Oleh: Nikmah Enzhdi II 

https://www.facebook.com/nikmah.enzhdiii

 
read more “Pupa Pada Manusia”

Gara Gara Nadzar Di Masa Lalu

"Tidak ada sesuatu yang tidak mungkin". Ya, kata-kata itu seolah begitu nyata. Nyatanya memang benar adanya. Hal itu tergambar begitu jelas dalam kisah ini. Mungkin dari kisah ini dapat menjadi motivasi dan inspirasi.

Saya tinggal di sebuah desa kecil bersama keluarga kecil saya. Tepatnya di desa Mejono Kec. Plemahan, Kab. Kediri, Jawa timur. Desa yang saya tinggali sangat dekat dari fasilitas umum, seperti POM bensin, jalan raya, pusat kesehatan dan lain sebagainya. Tapi cerita di masa lalu, desa ini tidak semaju saat ini. Tersimpan banyak kisah tentang orang-orang putus asa dan patah arang di tempat ini.
==================================================
▶ _Tujuan Latihan_
Ubah kalimat dari kisah tentang nadzar di masa lalu ini ke bahasa Inggris: "Desa yang saya tinggali sangat dekat dari fasilitas umum, seperti POM bensin, jalan raya, pusat kesehatan dan lain sebagainya."

▶ _Baris Data_
==================================================
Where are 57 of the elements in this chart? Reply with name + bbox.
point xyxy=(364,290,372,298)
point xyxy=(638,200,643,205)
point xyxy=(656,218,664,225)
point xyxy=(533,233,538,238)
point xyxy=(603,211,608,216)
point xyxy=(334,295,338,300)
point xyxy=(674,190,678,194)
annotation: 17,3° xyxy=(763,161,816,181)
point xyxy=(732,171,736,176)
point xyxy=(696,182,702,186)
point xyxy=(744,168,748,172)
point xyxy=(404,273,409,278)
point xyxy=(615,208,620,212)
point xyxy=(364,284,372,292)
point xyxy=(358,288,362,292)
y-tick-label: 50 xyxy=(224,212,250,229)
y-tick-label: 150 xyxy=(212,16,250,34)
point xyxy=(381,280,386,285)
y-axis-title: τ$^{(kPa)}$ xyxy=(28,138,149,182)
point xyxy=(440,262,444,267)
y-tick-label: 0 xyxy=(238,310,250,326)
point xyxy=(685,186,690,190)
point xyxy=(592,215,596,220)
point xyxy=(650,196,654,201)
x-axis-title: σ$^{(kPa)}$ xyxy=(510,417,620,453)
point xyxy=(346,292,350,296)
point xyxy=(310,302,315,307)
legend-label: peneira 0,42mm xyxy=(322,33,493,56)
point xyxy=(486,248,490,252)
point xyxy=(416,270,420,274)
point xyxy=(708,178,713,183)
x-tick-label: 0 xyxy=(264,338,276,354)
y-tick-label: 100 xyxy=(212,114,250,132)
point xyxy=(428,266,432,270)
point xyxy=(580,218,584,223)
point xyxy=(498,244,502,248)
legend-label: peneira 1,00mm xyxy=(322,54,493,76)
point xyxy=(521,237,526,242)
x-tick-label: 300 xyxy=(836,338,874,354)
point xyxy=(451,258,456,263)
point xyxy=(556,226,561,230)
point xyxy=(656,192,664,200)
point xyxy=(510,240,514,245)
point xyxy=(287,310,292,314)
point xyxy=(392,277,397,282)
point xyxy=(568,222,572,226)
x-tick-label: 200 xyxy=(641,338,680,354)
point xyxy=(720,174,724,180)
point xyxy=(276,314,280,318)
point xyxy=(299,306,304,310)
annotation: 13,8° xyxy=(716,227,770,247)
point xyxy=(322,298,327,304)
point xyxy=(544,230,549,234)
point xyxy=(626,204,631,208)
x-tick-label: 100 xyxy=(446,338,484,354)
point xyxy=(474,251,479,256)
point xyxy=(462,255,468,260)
==================================================
▶ _Jawaban_
The village I live in is very close to public facilities, such as a gas station, the main road, a health center, and so on.